WHAT IS BEING ASKED: Take the material and output all of it exactly.

RECORDS PROVIDED:
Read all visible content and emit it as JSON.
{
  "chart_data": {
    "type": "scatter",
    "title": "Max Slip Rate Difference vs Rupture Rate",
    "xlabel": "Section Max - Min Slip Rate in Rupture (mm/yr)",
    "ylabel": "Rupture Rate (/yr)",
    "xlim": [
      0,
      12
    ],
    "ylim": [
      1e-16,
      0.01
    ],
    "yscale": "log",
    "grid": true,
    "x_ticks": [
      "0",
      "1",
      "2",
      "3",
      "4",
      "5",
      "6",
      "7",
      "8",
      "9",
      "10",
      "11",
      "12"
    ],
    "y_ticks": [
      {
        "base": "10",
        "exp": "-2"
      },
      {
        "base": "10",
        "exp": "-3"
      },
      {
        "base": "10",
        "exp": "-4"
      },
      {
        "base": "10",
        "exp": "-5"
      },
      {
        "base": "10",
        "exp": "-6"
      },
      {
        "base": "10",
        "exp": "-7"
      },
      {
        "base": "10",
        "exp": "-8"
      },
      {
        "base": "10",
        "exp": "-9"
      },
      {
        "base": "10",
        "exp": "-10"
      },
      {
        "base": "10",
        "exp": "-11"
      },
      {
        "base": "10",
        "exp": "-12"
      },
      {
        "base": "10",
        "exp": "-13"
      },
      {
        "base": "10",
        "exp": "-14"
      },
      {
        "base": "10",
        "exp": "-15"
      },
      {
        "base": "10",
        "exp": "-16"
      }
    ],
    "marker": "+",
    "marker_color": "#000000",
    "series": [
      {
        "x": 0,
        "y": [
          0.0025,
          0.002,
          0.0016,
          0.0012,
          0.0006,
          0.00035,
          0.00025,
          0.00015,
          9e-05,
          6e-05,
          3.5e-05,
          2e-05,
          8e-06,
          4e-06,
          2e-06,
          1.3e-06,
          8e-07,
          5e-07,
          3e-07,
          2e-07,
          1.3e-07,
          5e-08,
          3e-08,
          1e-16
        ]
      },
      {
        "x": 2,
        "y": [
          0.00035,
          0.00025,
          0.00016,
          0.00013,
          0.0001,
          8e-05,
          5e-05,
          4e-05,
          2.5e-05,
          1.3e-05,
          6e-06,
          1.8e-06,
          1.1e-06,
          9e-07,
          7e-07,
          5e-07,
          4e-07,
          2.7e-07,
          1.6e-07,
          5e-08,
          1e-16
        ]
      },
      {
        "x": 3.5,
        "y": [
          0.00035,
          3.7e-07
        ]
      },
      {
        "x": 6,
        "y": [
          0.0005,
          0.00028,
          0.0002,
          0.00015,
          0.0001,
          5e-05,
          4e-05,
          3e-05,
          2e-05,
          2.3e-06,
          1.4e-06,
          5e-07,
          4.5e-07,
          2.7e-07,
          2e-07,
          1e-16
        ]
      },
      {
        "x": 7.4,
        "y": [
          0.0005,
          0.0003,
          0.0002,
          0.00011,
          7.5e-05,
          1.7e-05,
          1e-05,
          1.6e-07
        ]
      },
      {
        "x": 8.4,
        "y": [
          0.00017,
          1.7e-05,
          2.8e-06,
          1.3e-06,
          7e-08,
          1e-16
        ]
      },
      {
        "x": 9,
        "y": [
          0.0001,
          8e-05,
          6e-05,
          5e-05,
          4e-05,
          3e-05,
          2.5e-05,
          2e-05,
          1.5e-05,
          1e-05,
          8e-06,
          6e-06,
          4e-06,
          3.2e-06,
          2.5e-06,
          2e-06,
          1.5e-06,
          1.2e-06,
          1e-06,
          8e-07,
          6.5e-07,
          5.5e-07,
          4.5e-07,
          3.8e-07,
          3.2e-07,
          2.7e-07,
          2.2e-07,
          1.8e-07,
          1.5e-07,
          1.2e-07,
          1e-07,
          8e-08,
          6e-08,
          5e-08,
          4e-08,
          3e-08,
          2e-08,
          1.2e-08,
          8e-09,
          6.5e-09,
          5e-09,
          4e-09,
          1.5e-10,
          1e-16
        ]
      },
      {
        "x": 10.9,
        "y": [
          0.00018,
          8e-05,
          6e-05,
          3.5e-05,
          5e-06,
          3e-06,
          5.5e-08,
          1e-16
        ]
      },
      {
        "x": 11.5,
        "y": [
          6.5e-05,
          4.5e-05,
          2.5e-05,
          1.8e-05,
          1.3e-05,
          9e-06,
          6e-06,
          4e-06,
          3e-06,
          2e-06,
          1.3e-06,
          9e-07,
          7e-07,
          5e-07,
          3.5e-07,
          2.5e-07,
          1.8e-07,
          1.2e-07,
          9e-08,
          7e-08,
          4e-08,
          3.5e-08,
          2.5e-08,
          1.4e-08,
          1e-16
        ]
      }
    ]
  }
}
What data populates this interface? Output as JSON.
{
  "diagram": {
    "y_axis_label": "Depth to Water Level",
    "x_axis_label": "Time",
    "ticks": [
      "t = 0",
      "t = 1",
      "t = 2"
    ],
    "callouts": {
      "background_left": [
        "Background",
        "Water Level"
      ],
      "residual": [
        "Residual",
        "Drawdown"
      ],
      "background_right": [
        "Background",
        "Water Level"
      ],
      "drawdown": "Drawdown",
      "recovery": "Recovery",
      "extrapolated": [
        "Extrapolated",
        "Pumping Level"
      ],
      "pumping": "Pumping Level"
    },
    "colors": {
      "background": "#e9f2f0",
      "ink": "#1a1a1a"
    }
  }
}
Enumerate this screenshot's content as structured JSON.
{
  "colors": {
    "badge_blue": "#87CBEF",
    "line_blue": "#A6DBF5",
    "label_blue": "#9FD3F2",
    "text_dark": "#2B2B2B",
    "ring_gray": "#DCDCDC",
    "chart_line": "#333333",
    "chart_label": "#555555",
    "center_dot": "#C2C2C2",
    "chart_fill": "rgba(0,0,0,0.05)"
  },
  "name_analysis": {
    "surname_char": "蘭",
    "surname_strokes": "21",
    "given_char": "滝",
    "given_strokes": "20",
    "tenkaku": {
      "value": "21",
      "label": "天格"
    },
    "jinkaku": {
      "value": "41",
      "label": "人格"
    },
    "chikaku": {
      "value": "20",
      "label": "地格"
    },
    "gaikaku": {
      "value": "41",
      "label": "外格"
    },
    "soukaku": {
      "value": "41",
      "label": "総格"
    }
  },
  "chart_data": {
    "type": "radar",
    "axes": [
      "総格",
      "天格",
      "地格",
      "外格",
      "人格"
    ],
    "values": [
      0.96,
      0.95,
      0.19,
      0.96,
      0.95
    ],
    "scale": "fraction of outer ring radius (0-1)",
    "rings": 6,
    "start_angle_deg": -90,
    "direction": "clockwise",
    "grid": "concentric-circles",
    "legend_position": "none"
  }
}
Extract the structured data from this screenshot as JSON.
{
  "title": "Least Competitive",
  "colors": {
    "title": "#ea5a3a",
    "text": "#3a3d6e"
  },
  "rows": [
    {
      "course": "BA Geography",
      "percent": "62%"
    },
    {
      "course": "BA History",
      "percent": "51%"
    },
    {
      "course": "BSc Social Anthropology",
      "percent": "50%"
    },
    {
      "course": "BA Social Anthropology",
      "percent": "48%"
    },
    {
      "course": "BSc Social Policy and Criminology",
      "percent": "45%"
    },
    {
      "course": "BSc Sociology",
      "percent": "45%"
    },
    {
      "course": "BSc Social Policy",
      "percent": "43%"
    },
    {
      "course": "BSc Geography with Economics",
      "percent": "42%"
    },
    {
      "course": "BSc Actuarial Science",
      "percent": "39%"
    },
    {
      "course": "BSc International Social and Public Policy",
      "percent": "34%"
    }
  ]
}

THE RESULT:
Read all visible content and emit it as JSON.
{
  "chart_data": {
    "type": "scatter",
    "title": "Max Slip Rate Difference vs Rupture Rate",
    "xlabel": "Section Max - Min Slip Rate in Rupture (mm/yr)",
    "ylabel": "Rupture Rate (/yr)",
    "xlim": [
      0,
      12
    ],
    "ylim": [
      1e-16,
      0.01
    ],
    "yscale": "log",
    "grid": true,
    "x_ticks": [
      "0",
      "1",
      "2",
      "3",
      "4",
      "5",
      "6",
      "7",
      "8",
      "9",
      "10",
      "11",
      "12"
    ],
    "y_ticks": [
      {
        "base": "10",
        "exp": "-2"
      },
      {
        "base": "10",
        "exp": "-3"
      },
      {
        "base": "10",
        "exp": "-4"
      },
      {
        "base": "10",
        "exp": "-5"
      },
      {
        "base": "10",
        "exp": "-6"
      },
      {
        "base": "10",
        "exp": "-7"
      },
      {
        "base": "10",
        "exp": "-8"
      },
      {
        "base": "10",
        "exp": "-9"
      },
      {
        "base": "10",
        "exp": "-10"
      },
      {
        "base": "10",
        "exp": "-11"
      },
      {
        "base": "10",
        "exp": "-12"
      },
      {
        "base": "10",
        "exp": "-13"
      },
      {
        "base": "10",
        "exp": "-14"
      },
      {
        "base": "10",
        "exp": "-15"
      },
      {
        "base": "10",
        "exp": "-16"
      }
    ],
    "marker": "+",
    "marker_color": "#000000",
    "series": [
      {
        "x": 0,
        "y": [
          0.0025,
          0.002,
          0.0016,
          0.0012,
          0.0006,
          0.00035,
          0.00025,
          0.00015,
          9e-05,
          6e-05,
          3.5e-05,
          2e-05,
          8e-06,
          4e-06,
          2e-06,
          1.3e-06,
          8e-07,
          5e-07,
          3e-07,
          2e-07,
          1.3e-07,
          5e-08,
          3e-08,
          1e-16
        ]
      },
      {
        "x": 2,
        "y": [
          0.00035,
          0.00025,
          0.00016,
          0.00013,
          0.0001,
          8e-05,
          5e-05,
          4e-05,
          2.5e-05,
          1.3e-05,
          6e-06,
          1.8e-06,
          1.1e-06,
          9e-07,
          7e-07,
          5e-07,
          4e-07,
          2.7e-07,
          1.6e-07,
          5e-08,
          1e-16
        ]
      },
      {
        "x": 3.5,
        "y": [
          0.00035,
          3.7e-07
        ]
      },
      {
        "x": 6,
        "y": [
          0.0005,
          0.00028,
          0.0002,
          0.00015,
          0.0001,
          5e-05,
          4e-05,
          3e-05,
          2e-05,
          2.3e-06,
          1.4e-06,
          5e-07,
          4.5e-07,
          2.7e-07,
          2e-07,
          1e-16
        ]
      },
      {
        "x": 7.4,
        "y": [
          0.0005,
          0.0003,
          0.0002,
          0.00011,
          7.5e-05,
          1.7e-05,
          1e-05,
          1.6e-07
        ]
      },
      {
        "x": 8.4,
        "y": [
          0.00017,
          1.7e-05,
          2.8e-06,
          1.3e-06,
          7e-08,
          1e-16
        ]
      },
      {
        "x": 9,
        "y": [
          0.0001,
          8e-05,
          6e-05,
          5e-05,
          4e-05,
          3e-05,
          2.5e-05,
          2e-05,
          1.5e-05,
          1e-05,
          8e-06,
          6e-06,
          4e-06,
          3.2e-06,
          2.5e-06,
          2e-06,
          1.5e-06,
          1.2e-06,
          1e-06,
          8e-07,
          6.5e-07,
          5.5e-07,
          4.5e-07,
          3.8e-07,
          3.2e-07,
          2.7e-07,
          2.2e-07,
          1.8e-07,
          1.5e-07,
          1.2e-07,
          1e-07,
          8e-08,
          6e-08,
          5e-08,
          4e-08,
          3e-08,
          2e-08,
          1.2e-08,
          8e-09,
          6.5e-09,
          5e-09,
          4e-09,
          1.5e-10,
          1e-16
        ]
      },
      {
        "x": 10.9,
        "y": [
          0.00018,
          8e-05,
          6e-05,
          3.5e-05,
          5e-06,
          3e-06,
          5.5e-08,
          1e-16
        ]
      },
      {
        "x": 11.5,
        "y": [
          6.5e-05,
          4.5e-05,
          2.5e-05,
          1.8e-05,
          1.3e-05,
          9e-06,
          6e-06,
          4e-06,
          3e-06,
          2e-06,
          1.3e-06,
          9e-07,
          7e-07,
          5e-07,
          3.5e-07,
          2.5e-07,
          1.8e-07,
          1.2e-07,
          9e-08,
          7e-08,
          4e-08,
          3.5e-08,
          2.5e-08,
          1.4e-08,
          1e-16
        ]
      }
    ]
  }
}
What data populates this interface? Output as JSON.
{
  "diagram": {
    "y_axis_label": "Depth to Water Level",
    "x_axis_label": "Time",
    "ticks": [
      "t = 0",
      "t = 1",
      "t = 2"
    ],
    "callouts": {
      "background_left": [
        "Background",
        "Water Level"
      ],
      "residual": [
        "Residual",
        "Drawdown"
      ],
      "background_right": [
        "Background",
        "Water Level"
      ],
      "drawdown": "Drawdown",
      "recovery": "Recovery",
      "extrapolated": [
        "Extrapolated",
        "Pumping Level"
      ],
      "pumping": "Pumping Level"
    },
    "colors": {
      "background": "#e9f2f0",
      "ink": "#1a1a1a"
    }
  }
}
Enumerate this screenshot's content as structured JSON.
{
  "colors": {
    "badge_blue": "#87CBEF",
    "line_blue": "#A6DBF5",
    "label_blue": "#9FD3F2",
    "text_dark": "#2B2B2B",
    "ring_gray": "#DCDCDC",
    "chart_line": "#333333",
    "chart_label": "#555555",
    "center_dot": "#C2C2C2",
    "chart_fill": "rgba(0,0,0,0.05)"
  },
  "name_analysis": {
    "surname_char": "蘭",
    "surname_strokes": "21",
    "given_char": "滝",
    "given_strokes": "20",
    "tenkaku": {
      "value": "21",
      "label": "天格"
    },
    "jinkaku": {
      "value": "41",
      "label": "人格"
    },
    "chikaku": {
      "value": "20",
      "label": "地格"
    },
    "gaikaku": {
      "value": "41",
      "label": "外格"
    },
    "soukaku": {
      "value": "41",
      "label": "総格"
    }
  },
  "chart_data": {
    "type": "radar",
    "axes": [
      "総格",
      "天格",
      "地格",
      "外格",
      "人格"
    ],
    "values": [
      0.96,
      0.95,
      0.19,
      0.96,
      0.95
    ],
    "scale": "fraction of outer ring radius (0-1)",
    "rings": 6,
    "start_angle_deg": -90,
    "direction": "clockwise",
    "grid": "concentric-circles",
    "legend_position": "none"
  }
}
Extract the structured data from this screenshot as JSON.
{
  "title": "Least Competitive",
  "colors": {
    "title": "#ea5a3a",
    "text": "#3a3d6e"
  },
  "rows": [
    {
      "course": "BA Geography",
      "percent": "62%"
    },
    {
      "course": "BA History",
      "percent": "51%"
    },
    {
      "course": "BSc Social Anthropology",
      "percent": "50%"
    },
    {
      "course": "BA Social Anthropology",
      "percent": "48%"
    },
    {
      "course": "BSc Social Policy and Criminology",
      "percent": "45%"
    },
    {
      "course": "BSc Sociology",
      "percent": "45%"
    },
    {
      "course": "BSc Social Policy",
      "percent": "43%"
    },
    {
      "course": "BSc Geography with Economics",
      "percent": "42%"
    },
    {
      "course": "BSc Actuarial Science",
      "percent": "39%"
    },
    {
      "course": "BSc International Social and Public Policy",
      "percent": "34%"
    }
  ]
}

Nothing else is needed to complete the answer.